* begin Data provided *

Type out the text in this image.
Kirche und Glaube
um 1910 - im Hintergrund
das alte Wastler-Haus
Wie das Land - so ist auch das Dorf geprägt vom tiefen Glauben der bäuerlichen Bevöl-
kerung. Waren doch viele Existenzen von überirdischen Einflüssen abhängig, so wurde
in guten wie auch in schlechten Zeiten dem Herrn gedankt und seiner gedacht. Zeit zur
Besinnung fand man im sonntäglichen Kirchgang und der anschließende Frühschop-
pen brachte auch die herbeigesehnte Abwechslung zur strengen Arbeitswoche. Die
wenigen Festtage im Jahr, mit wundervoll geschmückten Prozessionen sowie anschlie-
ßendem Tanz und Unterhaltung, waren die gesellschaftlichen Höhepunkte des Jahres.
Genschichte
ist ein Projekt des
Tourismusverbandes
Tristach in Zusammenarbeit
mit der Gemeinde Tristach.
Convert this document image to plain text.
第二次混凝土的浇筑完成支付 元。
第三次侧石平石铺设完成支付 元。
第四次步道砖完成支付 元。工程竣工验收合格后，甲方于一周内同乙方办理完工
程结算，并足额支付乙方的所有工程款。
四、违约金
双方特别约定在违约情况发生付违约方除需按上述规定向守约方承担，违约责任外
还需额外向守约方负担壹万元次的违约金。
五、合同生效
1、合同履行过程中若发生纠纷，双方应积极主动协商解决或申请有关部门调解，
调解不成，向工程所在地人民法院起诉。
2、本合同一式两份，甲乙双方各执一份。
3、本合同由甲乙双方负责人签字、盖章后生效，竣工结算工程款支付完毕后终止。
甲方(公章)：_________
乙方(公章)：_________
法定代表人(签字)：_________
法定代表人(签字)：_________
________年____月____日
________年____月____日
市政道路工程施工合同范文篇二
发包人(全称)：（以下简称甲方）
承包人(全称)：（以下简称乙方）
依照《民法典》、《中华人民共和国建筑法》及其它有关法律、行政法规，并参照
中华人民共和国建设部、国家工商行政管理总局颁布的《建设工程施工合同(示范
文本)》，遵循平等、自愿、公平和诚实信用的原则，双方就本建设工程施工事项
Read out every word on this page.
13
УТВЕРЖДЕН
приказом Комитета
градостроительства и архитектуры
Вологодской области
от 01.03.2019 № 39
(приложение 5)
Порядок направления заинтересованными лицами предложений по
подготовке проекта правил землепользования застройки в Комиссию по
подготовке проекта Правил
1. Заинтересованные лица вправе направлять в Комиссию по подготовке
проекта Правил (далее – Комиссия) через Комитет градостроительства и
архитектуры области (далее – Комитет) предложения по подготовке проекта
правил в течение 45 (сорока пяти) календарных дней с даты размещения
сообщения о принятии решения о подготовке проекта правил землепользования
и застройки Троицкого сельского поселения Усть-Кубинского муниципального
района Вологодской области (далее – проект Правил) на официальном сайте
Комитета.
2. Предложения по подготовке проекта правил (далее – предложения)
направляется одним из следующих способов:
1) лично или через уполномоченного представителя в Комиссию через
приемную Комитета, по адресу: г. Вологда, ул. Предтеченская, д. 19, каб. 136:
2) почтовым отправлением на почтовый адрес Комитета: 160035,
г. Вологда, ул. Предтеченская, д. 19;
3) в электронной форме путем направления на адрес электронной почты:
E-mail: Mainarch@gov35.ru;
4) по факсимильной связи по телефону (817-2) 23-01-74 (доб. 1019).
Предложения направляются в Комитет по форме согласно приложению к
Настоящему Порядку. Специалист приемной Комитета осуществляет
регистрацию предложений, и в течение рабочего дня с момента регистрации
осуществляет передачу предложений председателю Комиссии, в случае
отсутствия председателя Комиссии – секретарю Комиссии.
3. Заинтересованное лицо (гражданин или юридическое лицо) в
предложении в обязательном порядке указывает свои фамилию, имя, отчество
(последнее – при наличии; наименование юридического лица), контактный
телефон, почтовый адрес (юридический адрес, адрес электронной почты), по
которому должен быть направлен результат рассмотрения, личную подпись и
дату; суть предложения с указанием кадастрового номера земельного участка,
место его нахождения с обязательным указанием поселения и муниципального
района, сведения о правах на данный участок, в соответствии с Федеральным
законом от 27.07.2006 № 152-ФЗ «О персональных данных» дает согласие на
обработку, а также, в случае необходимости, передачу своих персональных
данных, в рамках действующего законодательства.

* end Data provided *

Aim of the task:
Give an exact repetition of all the material.

Response to the exercise:
Type out the text in this image.
Kirche und Glaube
um 1910 - im Hintergrund
das alte Wastler-Haus
Wie das Land - so ist auch das Dorf geprägt vom tiefen Glauben der bäuerlichen Bevöl-
kerung. Waren doch viele Existenzen von überirdischen Einflüssen abhängig, so wurde
in guten wie auch in schlechten Zeiten dem Herrn gedankt und seiner gedacht. Zeit zur
Besinnung fand man im sonntäglichen Kirchgang und der anschließende Frühschop-
pen brachte auch die herbeigesehnte Abwechslung zur strengen Arbeitswoche. Die
wenigen Festtage im Jahr, mit wundervoll geschmückten Prozessionen sowie anschlie-
ßendem Tanz und Unterhaltung, waren die gesellschaftlichen Höhepunkte des Jahres.
Genschichte
ist ein Projekt des
Tourismusverbandes
Tristach in Zusammenarbeit
mit der Gemeinde Tristach.
Convert this document image to plain text.
第二次混凝土的浇筑完成支付 元。
第三次侧石平石铺设完成支付 元。
第四次步道砖完成支付 元。工程竣工验收合格后，甲方于一周内同乙方办理完工
程结算，并足额支付乙方的所有工程款。
四、违约金
双方特别约定在违约情况发生付违约方除需按上述规定向守约方承担，违约责任外
还需额外向守约方负担壹万元次的违约金。
五、合同生效
1、合同履行过程中若发生纠纷，双方应积极主动协商解决或申请有关部门调解，
调解不成，向工程所在地人民法院起诉。
2、本合同一式两份，甲乙双方各执一份。
3、本合同由甲乙双方负责人签字、盖章后生效，竣工结算工程款支付完毕后终止。
甲方(公章)：_________
乙方(公章)：_________
法定代表人(签字)：_________
法定代表人(签字)：_________
________年____月____日
________年____月____日
市政道路工程施工合同范文篇二
发包人(全称)：（以下简称甲方）
承包人(全称)：（以下简称乙方）
依照《民法典》、《中华人民共和国建筑法》及其它有关法律、行政法规，并参照
中华人民共和国建设部、国家工商行政管理总局颁布的《建设工程施工合同(示范
文本)》，遵循平等、自愿、公平和诚实信用的原则，双方就本建设工程施工事项
Read out every word on this page.
13
УТВЕРЖДЕН
приказом Комитета
градостроительства и архитектуры
Вологодской области
от 01.03.2019 № 39
(приложение 5)
Порядок направления заинтересованными лицами предложений по
подготовке проекта правил землепользования застройки в Комиссию по
подготовке проекта Правил
1. Заинтересованные лица вправе направлять в Комиссию по подготовке
проекта Правил (далее – Комиссия) через Комитет градостроительства и
архитектуры области (далее – Комитет) предложения по подготовке проекта
правил в течение 45 (сорока пяти) календарных дней с даты размещения
сообщения о принятии решения о подготовке проекта правил землепользования
и застройки Троицкого сельского поселения Усть-Кубинского муниципального
района Вологодской области (далее – проект Правил) на официальном сайте
Комитета.
2. Предложения по подготовке проекта правил (далее – предложения)
направляется одним из следующих способов:
1) лично или через уполномоченного представителя в Комиссию через
приемную Комитета, по адресу: г. Вологда, ул. Предтеченская, д. 19, каб. 136:
2) почтовым отправлением на почтовый адрес Комитета: 160035,
г. Вологда, ул. Предтеченская, д. 19;
3) в электронной форме путем направления на адрес электронной почты:
E-mail: Mainarch@gov35.ru;
4) по факсимильной связи по телефону (817-2) 23-01-74 (доб. 1019).
Предложения направляются в Комитет по форме согласно приложению к
Настоящему Порядку. Специалист приемной Комитета осуществляет
регистрацию предложений, и в течение рабочего дня с момента регистрации
осуществляет передачу предложений председателю Комиссии, в случае
отсутствия председателя Комиссии – секретарю Комиссии.
3. Заинтересованное лицо (гражданин или юридическое лицо) в
предложении в обязательном порядке указывает свои фамилию, имя, отчество
(последнее – при наличии; наименование юридического лица), контактный
телефон, почтовый адрес (юридический адрес, адрес электронной почты), по
которому должен быть направлен результат рассмотрения, личную подпись и
дату; суть предложения с указанием кадастрового номера земельного участка,
место его нахождения с обязательным указанием поселения и муниципального
района, сведения о правах на данный участок, в соответствии с Федеральным
законом от 27.07.2006 № 152-ФЗ «О персональных данных» дает согласие на
обработку, а также, в случае необходимости, передачу своих персональных
данных, в рамках действующего законодательства.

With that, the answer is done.